**WHAT THE EXERCISE ASKS:** Your task is to copy every line of the entries that contains "ffffff".

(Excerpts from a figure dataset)
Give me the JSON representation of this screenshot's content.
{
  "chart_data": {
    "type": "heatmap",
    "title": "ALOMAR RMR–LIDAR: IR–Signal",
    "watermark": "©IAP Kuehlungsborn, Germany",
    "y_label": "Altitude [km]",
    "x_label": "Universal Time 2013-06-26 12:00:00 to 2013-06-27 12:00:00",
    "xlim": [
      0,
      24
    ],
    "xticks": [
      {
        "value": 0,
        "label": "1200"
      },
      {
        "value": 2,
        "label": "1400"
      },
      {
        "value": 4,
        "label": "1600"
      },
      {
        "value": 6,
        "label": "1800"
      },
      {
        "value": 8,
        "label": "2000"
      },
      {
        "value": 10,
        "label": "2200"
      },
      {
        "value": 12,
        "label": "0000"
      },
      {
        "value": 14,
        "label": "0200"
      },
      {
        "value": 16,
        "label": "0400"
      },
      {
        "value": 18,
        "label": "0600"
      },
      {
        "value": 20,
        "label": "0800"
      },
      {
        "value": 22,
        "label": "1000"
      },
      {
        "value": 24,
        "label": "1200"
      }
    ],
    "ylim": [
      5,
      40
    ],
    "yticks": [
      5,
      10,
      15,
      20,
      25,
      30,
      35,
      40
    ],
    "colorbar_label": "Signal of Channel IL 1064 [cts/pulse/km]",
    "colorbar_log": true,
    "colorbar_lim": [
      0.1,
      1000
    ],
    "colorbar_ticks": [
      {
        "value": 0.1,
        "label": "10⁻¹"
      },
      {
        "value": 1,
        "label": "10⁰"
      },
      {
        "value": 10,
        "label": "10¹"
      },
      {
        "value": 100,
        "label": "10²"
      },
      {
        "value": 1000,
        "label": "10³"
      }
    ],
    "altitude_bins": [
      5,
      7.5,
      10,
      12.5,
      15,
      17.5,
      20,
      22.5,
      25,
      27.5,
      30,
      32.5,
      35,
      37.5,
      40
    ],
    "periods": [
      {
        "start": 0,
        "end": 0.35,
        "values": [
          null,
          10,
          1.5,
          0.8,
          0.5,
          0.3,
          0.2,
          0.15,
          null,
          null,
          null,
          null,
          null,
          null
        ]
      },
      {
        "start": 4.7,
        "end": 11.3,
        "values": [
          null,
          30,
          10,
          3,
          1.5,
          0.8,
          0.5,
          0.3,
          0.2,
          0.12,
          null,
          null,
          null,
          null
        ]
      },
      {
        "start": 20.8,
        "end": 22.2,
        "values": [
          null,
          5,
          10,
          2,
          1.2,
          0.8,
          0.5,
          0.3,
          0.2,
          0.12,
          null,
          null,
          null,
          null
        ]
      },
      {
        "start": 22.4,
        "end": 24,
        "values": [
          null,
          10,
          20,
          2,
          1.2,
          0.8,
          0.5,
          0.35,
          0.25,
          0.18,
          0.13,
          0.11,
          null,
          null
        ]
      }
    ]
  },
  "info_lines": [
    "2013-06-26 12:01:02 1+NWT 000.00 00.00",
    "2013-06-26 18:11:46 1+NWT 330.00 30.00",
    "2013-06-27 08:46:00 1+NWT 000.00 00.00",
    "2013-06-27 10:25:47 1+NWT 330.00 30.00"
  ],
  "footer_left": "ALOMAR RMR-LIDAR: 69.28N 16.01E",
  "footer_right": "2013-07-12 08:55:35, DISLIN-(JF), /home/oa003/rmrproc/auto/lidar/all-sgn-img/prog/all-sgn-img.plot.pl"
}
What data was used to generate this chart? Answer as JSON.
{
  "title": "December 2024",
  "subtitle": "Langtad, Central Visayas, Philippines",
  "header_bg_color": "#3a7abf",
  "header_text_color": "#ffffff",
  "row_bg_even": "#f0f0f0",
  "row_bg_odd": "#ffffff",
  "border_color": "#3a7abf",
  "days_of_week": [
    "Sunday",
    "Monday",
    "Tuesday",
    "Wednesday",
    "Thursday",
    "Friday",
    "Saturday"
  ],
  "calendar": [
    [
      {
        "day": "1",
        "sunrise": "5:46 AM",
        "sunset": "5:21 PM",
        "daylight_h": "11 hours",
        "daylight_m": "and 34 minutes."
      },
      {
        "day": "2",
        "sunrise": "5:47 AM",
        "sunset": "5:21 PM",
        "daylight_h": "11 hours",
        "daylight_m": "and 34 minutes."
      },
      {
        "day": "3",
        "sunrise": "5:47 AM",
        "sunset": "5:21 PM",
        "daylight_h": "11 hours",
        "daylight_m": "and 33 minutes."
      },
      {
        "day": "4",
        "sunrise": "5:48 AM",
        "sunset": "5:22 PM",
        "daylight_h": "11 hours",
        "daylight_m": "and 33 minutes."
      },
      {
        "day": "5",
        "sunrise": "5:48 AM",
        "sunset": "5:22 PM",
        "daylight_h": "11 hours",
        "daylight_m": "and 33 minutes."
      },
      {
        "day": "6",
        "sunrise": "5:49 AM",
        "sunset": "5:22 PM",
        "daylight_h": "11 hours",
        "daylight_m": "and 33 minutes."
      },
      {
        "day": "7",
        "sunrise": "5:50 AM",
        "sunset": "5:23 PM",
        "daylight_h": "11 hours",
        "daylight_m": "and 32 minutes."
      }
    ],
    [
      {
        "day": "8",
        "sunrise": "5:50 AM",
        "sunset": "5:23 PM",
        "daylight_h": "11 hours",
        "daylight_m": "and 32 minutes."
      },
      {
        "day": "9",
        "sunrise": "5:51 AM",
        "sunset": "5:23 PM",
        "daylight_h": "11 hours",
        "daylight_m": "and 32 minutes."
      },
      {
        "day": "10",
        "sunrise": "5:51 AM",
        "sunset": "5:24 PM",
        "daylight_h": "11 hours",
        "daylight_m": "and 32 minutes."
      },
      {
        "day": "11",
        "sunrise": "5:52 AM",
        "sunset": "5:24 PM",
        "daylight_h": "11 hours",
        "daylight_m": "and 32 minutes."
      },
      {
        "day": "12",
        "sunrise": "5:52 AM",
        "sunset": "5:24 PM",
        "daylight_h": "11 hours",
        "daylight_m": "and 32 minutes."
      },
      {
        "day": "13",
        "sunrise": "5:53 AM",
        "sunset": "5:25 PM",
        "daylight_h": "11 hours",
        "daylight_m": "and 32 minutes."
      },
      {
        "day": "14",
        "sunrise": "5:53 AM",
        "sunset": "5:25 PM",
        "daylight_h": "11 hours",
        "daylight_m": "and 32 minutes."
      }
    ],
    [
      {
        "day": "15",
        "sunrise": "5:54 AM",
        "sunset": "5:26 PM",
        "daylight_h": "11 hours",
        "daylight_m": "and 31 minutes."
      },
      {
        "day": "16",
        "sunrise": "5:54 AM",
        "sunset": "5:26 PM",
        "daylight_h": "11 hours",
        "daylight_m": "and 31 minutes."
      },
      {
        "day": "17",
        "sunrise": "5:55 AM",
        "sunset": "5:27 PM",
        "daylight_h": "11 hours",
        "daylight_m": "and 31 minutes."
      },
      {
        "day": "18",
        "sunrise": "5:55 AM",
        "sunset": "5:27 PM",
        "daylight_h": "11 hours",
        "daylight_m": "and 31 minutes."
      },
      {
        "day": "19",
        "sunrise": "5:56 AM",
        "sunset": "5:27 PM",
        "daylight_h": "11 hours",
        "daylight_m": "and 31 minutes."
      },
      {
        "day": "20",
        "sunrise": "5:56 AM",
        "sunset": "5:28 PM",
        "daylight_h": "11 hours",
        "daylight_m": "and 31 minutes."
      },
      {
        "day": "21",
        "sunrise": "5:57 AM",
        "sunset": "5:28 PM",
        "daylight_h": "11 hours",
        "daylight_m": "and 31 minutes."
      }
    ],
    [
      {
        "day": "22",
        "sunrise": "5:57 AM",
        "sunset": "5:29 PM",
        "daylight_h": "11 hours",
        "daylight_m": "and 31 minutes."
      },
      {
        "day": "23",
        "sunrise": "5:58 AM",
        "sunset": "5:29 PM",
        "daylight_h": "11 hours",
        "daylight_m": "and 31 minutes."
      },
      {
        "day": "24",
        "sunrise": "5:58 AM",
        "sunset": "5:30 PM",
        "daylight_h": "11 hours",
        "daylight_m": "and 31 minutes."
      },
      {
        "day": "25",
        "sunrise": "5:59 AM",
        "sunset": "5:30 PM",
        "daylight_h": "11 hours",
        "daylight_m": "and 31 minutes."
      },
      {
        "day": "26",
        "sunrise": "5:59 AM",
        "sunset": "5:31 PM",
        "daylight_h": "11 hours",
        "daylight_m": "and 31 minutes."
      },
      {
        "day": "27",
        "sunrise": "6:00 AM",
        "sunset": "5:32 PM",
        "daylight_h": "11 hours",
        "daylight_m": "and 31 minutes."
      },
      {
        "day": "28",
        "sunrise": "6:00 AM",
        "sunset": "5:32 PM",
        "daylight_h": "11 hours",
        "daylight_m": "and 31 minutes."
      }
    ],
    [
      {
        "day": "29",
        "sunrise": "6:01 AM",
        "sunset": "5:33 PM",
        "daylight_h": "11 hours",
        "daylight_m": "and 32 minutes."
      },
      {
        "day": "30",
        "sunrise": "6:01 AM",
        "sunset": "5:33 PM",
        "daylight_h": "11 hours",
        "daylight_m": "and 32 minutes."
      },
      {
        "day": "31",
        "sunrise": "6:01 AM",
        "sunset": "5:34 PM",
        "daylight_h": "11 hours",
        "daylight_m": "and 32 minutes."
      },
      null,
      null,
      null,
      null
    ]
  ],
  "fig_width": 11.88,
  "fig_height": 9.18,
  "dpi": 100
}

**WRITTEN ANSWER:**
  "header_text_color": "#ffffff",
  "row_bg_odd": "#ffffff",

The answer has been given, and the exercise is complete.